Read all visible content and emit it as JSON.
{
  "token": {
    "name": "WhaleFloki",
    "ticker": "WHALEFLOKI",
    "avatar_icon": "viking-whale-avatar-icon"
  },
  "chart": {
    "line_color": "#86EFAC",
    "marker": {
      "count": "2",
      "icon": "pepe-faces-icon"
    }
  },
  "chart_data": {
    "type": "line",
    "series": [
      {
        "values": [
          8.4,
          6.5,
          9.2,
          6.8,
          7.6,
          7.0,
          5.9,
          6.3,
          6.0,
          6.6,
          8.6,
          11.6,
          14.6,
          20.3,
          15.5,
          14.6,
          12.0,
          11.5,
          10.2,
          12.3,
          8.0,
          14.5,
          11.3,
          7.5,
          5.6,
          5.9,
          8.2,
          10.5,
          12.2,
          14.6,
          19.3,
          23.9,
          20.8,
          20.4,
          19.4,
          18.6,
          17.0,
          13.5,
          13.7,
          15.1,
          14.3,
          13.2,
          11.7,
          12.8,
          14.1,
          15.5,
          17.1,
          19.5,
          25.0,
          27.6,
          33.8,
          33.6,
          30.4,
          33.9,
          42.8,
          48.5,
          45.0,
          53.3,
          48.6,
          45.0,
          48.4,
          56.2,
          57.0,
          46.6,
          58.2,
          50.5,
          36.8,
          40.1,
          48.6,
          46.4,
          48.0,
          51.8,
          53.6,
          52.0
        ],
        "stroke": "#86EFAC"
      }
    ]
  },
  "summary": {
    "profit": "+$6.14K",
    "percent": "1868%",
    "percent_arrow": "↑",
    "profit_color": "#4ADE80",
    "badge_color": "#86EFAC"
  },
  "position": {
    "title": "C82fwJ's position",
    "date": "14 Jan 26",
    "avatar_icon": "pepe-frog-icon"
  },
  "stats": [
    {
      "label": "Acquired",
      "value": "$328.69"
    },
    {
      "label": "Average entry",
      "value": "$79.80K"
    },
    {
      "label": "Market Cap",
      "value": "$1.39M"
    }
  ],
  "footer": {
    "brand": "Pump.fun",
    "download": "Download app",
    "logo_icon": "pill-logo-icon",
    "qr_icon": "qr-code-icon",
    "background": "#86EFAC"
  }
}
- - - - - - -
Required work: Count all lines of the data that include "label". The answer is the number alone.

Solution to this exercise: 3